* start Material provided *
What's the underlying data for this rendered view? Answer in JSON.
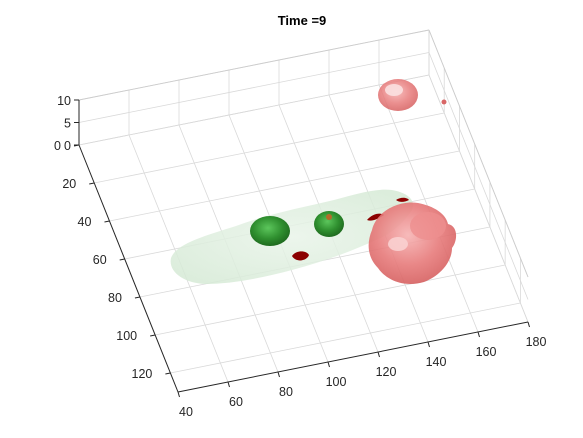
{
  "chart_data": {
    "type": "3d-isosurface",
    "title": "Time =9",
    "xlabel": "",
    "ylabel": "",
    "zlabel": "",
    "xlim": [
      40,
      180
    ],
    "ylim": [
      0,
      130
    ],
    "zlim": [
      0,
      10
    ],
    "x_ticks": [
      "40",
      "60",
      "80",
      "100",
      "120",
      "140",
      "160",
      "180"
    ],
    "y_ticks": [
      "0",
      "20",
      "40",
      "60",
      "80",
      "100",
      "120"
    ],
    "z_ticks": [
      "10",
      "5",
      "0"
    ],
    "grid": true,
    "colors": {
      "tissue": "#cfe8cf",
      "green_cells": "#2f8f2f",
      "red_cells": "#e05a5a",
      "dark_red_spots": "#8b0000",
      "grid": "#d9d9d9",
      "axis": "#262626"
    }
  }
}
* end Material provided *
**Exercise details:**
Write the listing above out again exactly, dropping each image.

**Answer to the exercise:**
What's the underlying data for this rendered view? Answer in JSON.
{
  "chart_data": {
    "type": "3d-isosurface",
    "title": "Time =9",
    "xlabel": "",
    "ylabel": "",
    "zlabel": "",
    "xlim": [
      40,
      180
    ],
    "ylim": [
      0,
      130
    ],
    "zlim": [
      0,
      10
    ],
    "x_ticks": [
      "40",
      "60",
      "80",
      "100",
      "120",
      "140",
      "160",
      "180"
    ],
    "y_ticks": [
      "0",
      "20",
      "40",
      "60",
      "80",
      "100",
      "120"
    ],
    "z_ticks": [
      "10",
      "5",
      "0"
    ],
    "grid": true,
    "colors": {
      "tissue": "#cfe8cf",
      "green_cells": "#2f8f2f",
      "red_cells": "#e05a5a",
      "dark_red_spots": "#8b0000",
      "grid": "#d9d9d9",
      "axis": "#262626"
    }
  }
}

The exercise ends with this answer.